**Data entries for graphics:**

_ _ _ _

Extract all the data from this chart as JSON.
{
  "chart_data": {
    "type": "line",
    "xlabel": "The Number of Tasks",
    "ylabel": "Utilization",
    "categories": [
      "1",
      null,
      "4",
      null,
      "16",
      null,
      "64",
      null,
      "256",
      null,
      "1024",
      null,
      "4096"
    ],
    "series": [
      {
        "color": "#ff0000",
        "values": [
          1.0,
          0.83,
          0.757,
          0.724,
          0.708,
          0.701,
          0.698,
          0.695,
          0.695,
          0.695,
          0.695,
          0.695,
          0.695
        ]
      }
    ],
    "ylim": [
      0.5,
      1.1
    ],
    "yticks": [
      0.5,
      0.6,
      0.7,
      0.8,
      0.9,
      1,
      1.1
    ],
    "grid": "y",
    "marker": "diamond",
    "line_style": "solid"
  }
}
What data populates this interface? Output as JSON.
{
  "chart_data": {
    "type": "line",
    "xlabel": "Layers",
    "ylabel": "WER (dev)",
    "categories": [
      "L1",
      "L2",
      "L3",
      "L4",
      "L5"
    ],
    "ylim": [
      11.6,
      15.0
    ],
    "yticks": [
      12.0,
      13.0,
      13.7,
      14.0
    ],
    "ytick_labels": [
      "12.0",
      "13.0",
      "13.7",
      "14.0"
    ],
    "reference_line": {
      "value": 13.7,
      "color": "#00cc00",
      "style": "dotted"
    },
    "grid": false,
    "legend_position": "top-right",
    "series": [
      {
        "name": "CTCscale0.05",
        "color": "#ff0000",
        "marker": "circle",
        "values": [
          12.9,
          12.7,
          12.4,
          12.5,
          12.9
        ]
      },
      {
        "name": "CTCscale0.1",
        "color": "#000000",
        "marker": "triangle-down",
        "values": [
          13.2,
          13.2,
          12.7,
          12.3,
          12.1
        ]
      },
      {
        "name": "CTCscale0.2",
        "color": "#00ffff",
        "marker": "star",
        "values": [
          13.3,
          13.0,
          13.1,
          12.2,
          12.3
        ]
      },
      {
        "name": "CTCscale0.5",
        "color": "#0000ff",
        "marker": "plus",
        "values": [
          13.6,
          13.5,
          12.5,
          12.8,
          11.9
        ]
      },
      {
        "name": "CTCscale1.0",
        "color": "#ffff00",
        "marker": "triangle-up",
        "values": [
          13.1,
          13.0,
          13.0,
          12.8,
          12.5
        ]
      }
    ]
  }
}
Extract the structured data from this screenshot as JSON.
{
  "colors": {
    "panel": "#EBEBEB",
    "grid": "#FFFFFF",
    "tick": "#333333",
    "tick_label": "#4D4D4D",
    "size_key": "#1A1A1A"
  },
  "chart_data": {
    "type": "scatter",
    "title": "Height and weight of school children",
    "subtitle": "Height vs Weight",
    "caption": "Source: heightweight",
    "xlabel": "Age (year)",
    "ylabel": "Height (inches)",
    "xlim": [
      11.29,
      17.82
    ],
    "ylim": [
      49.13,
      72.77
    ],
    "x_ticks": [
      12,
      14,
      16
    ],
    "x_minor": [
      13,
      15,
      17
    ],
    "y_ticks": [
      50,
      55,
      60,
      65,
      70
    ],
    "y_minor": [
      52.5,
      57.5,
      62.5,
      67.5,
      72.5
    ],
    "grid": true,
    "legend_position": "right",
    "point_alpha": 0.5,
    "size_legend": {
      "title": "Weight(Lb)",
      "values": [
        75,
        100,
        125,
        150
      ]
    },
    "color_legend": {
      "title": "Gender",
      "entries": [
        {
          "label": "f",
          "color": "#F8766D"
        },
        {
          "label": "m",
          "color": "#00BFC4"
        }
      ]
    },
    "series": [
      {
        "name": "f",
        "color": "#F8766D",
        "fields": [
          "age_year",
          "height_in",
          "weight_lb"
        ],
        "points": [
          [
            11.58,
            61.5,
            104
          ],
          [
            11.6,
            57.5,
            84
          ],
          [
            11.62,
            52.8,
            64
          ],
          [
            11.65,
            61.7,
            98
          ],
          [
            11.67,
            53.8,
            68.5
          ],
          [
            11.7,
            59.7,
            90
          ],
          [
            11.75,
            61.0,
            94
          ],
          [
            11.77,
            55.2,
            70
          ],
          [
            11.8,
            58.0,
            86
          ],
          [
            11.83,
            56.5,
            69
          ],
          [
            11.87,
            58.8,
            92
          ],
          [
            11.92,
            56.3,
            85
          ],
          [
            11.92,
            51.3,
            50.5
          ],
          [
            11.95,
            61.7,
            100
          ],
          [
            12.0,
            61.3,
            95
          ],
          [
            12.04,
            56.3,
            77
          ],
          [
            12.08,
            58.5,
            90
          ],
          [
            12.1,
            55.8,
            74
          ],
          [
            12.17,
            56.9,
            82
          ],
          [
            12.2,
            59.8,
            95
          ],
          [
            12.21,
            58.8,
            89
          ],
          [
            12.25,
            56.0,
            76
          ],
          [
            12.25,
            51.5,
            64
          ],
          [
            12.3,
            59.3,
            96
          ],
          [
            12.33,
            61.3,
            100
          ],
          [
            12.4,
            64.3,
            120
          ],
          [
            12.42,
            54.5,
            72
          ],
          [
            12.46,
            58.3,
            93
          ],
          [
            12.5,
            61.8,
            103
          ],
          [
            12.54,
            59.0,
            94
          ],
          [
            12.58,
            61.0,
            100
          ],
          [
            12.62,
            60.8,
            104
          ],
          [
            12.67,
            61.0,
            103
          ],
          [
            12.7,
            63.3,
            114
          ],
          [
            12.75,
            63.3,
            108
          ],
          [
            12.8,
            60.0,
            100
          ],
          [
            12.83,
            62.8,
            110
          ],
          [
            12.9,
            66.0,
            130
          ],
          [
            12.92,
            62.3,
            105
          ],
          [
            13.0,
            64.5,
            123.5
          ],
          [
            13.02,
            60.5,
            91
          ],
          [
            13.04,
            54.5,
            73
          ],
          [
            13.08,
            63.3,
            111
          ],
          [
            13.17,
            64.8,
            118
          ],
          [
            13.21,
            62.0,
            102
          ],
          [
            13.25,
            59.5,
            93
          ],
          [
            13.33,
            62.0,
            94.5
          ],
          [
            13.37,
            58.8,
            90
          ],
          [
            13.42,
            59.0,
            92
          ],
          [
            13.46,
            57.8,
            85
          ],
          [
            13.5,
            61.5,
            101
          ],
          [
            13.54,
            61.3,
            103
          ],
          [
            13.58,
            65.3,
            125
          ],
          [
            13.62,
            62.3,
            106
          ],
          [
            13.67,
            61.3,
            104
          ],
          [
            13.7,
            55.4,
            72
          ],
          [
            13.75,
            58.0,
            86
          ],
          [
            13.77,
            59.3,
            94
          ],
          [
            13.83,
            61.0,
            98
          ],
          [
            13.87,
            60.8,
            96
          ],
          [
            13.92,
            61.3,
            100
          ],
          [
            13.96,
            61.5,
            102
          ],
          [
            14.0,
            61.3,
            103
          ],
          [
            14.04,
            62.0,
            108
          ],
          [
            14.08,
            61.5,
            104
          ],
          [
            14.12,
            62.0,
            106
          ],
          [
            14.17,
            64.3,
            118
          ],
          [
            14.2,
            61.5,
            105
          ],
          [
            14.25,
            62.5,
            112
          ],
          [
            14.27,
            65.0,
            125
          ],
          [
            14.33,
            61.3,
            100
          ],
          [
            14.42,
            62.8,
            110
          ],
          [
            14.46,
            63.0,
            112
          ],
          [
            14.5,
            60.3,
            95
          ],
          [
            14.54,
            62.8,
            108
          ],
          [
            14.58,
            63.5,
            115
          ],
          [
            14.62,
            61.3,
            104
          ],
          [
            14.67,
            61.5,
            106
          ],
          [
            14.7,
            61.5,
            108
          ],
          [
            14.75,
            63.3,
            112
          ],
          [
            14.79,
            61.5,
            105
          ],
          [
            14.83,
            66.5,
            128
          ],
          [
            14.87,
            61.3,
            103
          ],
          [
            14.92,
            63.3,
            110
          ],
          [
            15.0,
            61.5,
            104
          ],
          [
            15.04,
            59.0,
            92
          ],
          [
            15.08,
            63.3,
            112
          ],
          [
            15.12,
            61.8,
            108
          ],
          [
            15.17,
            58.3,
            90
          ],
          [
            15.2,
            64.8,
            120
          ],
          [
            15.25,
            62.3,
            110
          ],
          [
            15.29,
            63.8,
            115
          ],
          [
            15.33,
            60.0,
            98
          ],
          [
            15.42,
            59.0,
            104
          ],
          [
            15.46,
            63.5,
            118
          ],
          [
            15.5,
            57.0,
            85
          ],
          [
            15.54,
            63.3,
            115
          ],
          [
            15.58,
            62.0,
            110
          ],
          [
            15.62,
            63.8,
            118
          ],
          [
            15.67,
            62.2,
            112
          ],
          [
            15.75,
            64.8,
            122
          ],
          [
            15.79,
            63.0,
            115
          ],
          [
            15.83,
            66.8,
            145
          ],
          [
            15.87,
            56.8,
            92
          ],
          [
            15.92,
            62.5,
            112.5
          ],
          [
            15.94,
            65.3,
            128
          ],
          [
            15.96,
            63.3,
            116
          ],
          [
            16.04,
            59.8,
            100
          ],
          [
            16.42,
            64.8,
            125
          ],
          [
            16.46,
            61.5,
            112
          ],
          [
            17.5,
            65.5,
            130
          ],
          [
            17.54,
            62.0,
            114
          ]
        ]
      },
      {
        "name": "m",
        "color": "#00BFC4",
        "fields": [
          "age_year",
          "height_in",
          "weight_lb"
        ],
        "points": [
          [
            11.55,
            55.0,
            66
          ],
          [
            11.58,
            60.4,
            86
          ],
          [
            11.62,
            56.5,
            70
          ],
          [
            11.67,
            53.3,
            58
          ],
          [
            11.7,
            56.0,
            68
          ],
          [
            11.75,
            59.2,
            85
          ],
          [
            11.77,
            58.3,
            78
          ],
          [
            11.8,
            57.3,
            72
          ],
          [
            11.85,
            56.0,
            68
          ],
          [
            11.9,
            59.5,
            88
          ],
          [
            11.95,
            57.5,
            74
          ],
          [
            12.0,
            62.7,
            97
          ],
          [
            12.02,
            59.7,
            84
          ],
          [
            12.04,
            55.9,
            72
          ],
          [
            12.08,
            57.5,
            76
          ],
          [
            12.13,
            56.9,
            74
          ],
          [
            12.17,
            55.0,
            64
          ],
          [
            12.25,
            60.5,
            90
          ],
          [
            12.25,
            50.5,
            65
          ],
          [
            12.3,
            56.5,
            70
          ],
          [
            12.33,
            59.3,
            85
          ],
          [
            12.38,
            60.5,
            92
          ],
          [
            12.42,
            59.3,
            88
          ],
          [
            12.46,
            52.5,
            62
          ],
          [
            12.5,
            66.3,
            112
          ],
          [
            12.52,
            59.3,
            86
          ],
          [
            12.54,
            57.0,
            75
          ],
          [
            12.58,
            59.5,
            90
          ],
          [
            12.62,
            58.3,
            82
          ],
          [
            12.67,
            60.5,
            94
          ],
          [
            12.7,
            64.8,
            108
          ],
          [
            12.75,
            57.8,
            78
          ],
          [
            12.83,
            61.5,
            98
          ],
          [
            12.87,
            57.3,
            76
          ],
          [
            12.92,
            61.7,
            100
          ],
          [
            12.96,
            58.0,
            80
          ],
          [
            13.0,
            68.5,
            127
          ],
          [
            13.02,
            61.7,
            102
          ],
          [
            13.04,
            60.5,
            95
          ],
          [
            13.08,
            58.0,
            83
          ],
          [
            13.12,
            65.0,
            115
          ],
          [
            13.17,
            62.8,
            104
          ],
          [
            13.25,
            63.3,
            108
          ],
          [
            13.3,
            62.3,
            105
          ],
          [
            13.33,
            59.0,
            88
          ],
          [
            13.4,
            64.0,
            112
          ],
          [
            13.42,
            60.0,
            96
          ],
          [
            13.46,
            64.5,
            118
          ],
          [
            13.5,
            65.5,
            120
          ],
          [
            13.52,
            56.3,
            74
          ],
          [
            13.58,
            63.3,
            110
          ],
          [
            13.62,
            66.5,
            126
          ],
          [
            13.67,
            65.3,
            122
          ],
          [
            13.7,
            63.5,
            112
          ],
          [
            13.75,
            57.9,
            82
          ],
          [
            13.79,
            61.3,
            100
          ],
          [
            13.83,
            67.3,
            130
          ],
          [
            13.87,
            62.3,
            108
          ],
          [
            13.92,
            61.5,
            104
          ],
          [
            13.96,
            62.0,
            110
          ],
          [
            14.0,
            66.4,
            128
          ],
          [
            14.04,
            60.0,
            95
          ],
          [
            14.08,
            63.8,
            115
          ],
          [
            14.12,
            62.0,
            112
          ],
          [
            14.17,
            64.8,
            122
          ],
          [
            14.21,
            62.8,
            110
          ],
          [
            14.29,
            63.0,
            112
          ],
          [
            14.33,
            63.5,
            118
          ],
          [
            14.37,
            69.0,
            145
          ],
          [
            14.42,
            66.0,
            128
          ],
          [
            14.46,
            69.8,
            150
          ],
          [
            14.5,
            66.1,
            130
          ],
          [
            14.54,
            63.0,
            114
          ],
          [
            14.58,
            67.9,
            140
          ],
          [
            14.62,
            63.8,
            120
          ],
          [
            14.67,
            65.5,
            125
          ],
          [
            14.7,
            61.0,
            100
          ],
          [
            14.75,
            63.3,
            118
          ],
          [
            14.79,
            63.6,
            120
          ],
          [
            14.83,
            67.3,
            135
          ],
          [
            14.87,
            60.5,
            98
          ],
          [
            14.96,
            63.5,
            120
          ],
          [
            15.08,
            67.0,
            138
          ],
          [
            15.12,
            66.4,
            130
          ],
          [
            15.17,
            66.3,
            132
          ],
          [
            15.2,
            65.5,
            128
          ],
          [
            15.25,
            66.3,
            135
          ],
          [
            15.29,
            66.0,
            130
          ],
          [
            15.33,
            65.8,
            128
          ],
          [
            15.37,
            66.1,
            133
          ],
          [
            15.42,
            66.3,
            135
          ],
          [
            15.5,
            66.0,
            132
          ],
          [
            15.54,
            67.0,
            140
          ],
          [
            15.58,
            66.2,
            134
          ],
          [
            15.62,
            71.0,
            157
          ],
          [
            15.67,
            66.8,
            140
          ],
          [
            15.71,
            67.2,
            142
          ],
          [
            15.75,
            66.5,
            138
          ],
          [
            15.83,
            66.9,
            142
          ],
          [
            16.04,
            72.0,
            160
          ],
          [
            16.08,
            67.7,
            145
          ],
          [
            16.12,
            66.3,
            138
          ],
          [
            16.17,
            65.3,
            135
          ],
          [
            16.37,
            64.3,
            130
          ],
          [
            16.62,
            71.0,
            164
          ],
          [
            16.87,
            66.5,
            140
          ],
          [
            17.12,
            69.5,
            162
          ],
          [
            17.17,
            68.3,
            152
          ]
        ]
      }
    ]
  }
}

_ _ _ _

**SET EXERCISE:** Reply with one number only, the count of lines above that hold the string "from".

**EXERCISE ANSWER:** 2